-- GIVEN EXERCISE --
Please write the listing below out again exactly, leaving every picture behind.

════════════════════

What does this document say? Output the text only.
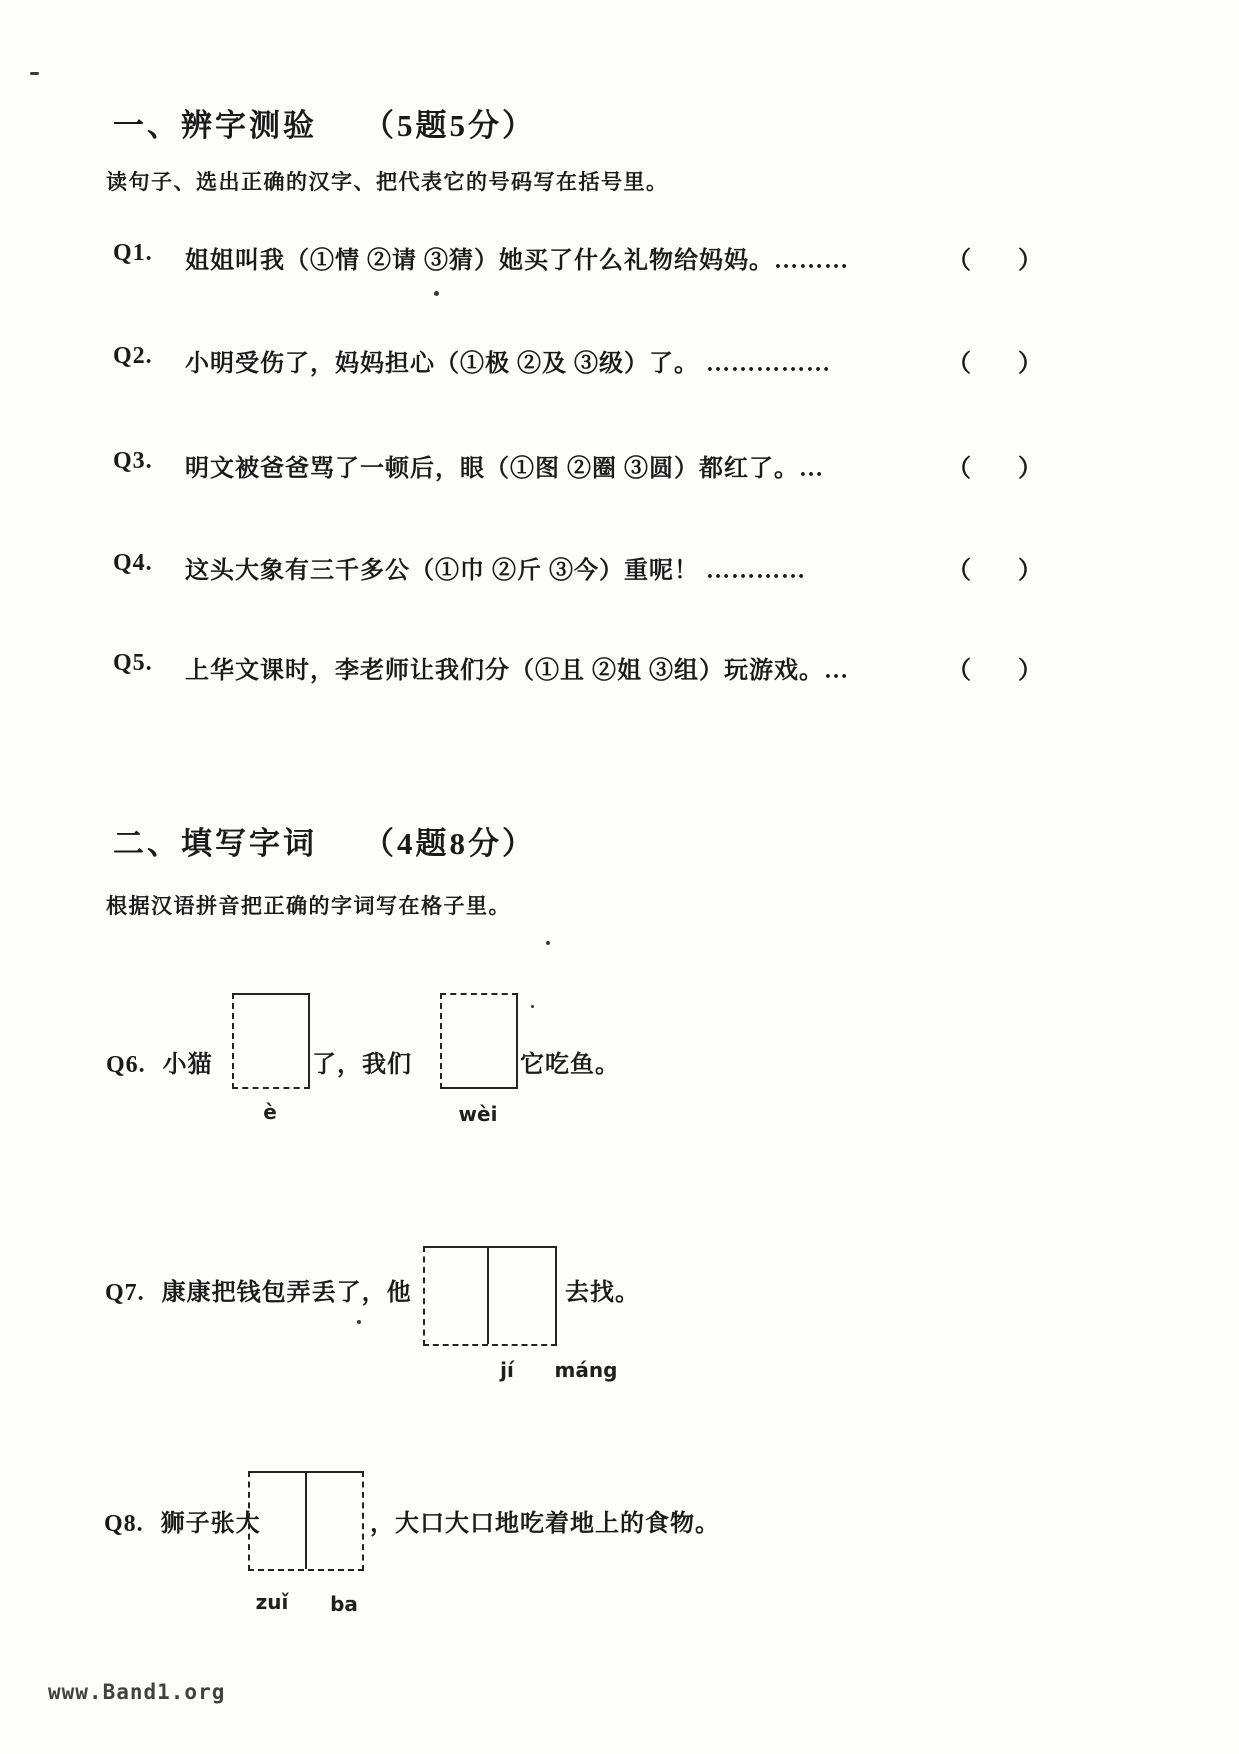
一、辨字测验 （5题5分）
读句子、选出正确的汉字、把代表它的号码写在括号里。
Q1.	姐姐叫我（①情 ②请 ③猜）她买了什么礼物给妈妈。………	（ ）
Q2.	小明受伤了，妈妈担心（①极 ②及 ③级）了。 ……………	（ ）
Q3.	明文被爸爸骂了一顿后，眼（①图 ②圈 ③圆）都红了。…	（ ）
Q4.	这头大象有三千多公（①巾 ②斤 ③今）重呢！ …………	（ ）
Q5.	上华文课时，李老师让我们分（①且 ②姐 ③组）玩游戏。…	（ ）
二、填写字词 （4题8分）
根据汉语拼音把正确的字词写在格子里。
Q6. 小猫	了，我们	它吃鱼。
è	wèi
Q7. 康康把钱包弄丢了，他	去找。
jí máng
Q8. 狮子张大	，大口大口地吃着地上的食物。
zuǐ ba
www.Band1.org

════════════════════

-- SOLUTION FOR THIS TASK --
What does this document say? Output the text only.
一、辨字测验 （5题5分）
读句子、选出正确的汉字、把代表它的号码写在括号里。
Q1.	姐姐叫我（①情 ②请 ③猜）她买了什么礼物给妈妈。………	（ ）
Q2.	小明受伤了，妈妈担心（①极 ②及 ③级）了。 ……………	（ ）
Q3.	明文被爸爸骂了一顿后，眼（①图 ②圈 ③圆）都红了。…	（ ）
Q4.	这头大象有三千多公（①巾 ②斤 ③今）重呢！ …………	（ ）
Q5.	上华文课时，李老师让我们分（①且 ②姐 ③组）玩游戏。…	（ ）
二、填写字词 （4题8分）
根据汉语拼音把正确的字词写在格子里。
Q6. 小猫	了，我们	它吃鱼。
è	wèi
Q7. 康康把钱包弄丢了，他	去找。
jí máng
Q8. 狮子张大	，大口大口地吃着地上的食物。
zuǐ ba
www.Band1.org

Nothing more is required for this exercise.